§ WHAT IS REQUIRED
Report each line of the data that has "current" somewhere in it.

+++ INPUT RECORDS +++

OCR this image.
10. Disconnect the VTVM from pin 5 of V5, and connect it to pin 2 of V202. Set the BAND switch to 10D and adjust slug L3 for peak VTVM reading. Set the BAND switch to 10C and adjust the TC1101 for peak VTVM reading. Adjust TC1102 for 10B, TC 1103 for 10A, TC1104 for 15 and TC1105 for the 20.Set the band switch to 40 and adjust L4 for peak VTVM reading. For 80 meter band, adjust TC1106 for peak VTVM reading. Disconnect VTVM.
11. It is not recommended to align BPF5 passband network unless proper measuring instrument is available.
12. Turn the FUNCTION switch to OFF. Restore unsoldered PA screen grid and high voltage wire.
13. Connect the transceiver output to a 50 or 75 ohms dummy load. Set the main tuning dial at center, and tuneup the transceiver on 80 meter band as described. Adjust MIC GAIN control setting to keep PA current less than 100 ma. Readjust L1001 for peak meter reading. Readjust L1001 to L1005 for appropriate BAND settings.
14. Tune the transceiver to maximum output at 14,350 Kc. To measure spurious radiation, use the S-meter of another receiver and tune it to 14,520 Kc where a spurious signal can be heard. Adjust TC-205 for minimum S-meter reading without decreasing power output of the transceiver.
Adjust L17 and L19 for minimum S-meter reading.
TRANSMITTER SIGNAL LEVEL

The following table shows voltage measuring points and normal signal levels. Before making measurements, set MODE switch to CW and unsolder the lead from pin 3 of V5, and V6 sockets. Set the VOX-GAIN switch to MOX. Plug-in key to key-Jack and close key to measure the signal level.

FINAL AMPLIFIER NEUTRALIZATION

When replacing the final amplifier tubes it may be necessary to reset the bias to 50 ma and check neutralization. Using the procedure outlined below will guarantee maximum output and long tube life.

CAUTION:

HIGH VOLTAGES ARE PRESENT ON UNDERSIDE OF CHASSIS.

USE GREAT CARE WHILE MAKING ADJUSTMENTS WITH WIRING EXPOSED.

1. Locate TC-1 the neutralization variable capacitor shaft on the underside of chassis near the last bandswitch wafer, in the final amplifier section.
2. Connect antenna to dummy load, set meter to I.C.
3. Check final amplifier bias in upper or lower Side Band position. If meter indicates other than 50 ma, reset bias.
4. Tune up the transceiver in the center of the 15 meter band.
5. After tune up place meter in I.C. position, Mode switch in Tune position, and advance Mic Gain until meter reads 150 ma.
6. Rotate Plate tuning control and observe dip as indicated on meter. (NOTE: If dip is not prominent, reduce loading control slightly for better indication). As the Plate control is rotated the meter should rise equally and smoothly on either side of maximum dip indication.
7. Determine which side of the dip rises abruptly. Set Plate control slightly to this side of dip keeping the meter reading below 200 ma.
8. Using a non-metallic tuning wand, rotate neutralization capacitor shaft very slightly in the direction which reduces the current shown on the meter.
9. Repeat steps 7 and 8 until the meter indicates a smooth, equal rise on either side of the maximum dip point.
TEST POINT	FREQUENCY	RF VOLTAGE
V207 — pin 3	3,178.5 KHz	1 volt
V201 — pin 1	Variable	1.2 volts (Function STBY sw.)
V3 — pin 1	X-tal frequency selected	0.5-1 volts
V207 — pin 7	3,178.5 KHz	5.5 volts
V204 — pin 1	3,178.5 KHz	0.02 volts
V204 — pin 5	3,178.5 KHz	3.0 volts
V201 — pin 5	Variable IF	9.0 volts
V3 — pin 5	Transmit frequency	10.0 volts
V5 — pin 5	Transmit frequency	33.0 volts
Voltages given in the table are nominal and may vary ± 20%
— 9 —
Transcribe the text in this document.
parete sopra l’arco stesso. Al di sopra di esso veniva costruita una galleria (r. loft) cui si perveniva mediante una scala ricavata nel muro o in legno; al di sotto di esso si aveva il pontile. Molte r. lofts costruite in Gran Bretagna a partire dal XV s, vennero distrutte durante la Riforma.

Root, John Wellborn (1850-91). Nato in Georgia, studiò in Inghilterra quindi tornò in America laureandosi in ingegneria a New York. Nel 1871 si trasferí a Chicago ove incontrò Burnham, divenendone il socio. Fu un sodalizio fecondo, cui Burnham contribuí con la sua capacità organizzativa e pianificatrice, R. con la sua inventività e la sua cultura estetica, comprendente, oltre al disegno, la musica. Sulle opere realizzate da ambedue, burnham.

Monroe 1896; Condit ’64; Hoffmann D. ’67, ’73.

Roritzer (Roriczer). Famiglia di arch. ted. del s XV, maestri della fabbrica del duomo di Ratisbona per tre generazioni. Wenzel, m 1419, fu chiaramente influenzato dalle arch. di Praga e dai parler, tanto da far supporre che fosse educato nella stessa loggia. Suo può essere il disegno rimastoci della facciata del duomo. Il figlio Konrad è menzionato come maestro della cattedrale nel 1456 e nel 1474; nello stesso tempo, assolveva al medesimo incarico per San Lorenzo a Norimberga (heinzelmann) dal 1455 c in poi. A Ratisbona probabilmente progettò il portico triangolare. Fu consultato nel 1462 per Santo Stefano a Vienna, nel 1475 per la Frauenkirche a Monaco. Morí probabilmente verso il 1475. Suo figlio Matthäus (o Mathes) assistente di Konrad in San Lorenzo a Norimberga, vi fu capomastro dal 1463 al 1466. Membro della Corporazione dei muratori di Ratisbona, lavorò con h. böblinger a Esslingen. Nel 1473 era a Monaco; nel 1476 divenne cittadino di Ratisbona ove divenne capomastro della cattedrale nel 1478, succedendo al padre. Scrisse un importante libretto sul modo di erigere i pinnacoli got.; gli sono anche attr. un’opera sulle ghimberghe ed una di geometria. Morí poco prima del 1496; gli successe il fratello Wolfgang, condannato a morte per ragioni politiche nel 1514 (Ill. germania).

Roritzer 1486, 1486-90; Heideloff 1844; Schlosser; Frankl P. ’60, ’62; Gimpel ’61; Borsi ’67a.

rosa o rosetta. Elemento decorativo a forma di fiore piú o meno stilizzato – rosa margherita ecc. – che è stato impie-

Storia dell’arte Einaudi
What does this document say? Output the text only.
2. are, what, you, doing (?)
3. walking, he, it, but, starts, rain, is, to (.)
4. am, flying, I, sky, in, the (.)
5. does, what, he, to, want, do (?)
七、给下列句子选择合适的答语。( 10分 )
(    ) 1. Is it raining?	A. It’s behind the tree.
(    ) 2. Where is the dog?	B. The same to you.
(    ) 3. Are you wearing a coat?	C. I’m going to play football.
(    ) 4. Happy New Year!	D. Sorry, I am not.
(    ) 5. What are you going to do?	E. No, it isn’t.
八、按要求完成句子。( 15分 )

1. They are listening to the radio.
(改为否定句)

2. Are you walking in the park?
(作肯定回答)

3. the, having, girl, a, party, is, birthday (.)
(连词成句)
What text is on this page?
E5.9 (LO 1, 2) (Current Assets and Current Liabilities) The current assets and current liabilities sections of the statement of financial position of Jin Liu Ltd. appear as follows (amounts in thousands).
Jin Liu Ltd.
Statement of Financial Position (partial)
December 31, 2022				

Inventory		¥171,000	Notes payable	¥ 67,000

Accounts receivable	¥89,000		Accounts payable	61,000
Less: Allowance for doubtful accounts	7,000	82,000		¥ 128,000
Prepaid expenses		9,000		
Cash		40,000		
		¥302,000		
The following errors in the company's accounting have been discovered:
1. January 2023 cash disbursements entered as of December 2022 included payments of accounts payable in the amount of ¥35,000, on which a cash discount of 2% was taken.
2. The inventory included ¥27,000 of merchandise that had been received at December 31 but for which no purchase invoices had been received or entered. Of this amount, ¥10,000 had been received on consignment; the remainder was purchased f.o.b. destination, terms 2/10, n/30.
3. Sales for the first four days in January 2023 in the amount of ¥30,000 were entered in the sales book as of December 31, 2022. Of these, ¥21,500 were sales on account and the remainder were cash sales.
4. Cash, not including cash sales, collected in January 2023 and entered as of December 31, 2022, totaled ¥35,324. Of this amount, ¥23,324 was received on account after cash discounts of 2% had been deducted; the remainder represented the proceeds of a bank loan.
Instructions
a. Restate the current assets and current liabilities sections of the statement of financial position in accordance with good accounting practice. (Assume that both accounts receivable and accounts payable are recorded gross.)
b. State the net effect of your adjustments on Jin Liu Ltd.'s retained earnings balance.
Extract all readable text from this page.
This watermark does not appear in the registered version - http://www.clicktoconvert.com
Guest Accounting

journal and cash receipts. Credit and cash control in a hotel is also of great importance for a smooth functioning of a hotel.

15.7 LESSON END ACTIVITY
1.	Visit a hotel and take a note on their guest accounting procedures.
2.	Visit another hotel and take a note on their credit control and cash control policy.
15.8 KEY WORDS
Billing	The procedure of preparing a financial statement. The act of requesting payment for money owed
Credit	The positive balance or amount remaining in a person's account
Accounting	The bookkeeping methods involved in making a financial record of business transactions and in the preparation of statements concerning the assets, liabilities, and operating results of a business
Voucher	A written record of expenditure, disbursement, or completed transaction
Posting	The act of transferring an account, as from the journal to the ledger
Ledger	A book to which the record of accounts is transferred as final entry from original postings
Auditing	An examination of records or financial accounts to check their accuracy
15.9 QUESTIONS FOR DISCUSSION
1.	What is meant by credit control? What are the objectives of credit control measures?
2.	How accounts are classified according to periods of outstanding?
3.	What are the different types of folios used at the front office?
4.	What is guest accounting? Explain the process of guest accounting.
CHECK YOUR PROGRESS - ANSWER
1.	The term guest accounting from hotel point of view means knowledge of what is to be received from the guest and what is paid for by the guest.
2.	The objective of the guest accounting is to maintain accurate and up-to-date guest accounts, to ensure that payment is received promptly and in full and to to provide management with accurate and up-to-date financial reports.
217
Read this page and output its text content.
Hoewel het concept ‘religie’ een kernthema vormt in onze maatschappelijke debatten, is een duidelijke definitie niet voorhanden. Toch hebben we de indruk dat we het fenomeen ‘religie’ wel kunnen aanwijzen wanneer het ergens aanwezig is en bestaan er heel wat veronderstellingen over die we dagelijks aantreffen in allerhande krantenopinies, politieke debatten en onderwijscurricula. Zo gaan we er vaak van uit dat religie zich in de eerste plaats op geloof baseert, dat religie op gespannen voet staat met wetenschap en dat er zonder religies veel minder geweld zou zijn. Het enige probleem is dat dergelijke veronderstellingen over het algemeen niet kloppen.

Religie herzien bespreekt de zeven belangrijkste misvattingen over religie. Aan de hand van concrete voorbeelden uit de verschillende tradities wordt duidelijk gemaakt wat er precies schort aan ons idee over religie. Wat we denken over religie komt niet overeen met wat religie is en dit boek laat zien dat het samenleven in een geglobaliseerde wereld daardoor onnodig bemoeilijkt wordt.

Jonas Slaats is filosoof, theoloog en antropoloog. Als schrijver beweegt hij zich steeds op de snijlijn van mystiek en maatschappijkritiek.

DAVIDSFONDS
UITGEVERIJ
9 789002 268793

+++

§ OUTPUT BELOW
13. Connect the transceiver output to a 50 or 75 ohms dummy load. Set the main tuning dial at center, and tuneup the transceiver on 80 meter band as described. Adjust MIC GAIN control setting to keep PA current less than 100 ma. Readjust L1001 for peak meter reading. Readjust L1001 to L1005 for appropriate BAND settings.
8. Using a non-metallic tuning wand, rotate neutralization capacitor shaft very slightly in the direction which reduces the current shown on the meter.
E5.9 (LO 1, 2) (Current Assets and Current Liabilities) The current assets and current liabilities sections of the statement of financial position of Jin Liu Ltd. appear as follows (amounts in thousands).
a. Restate the current assets and current liabilities sections of the statement of financial position in accordance with good accounting practice. (Assume that both accounts receivable and accounts payable are recorded gross.)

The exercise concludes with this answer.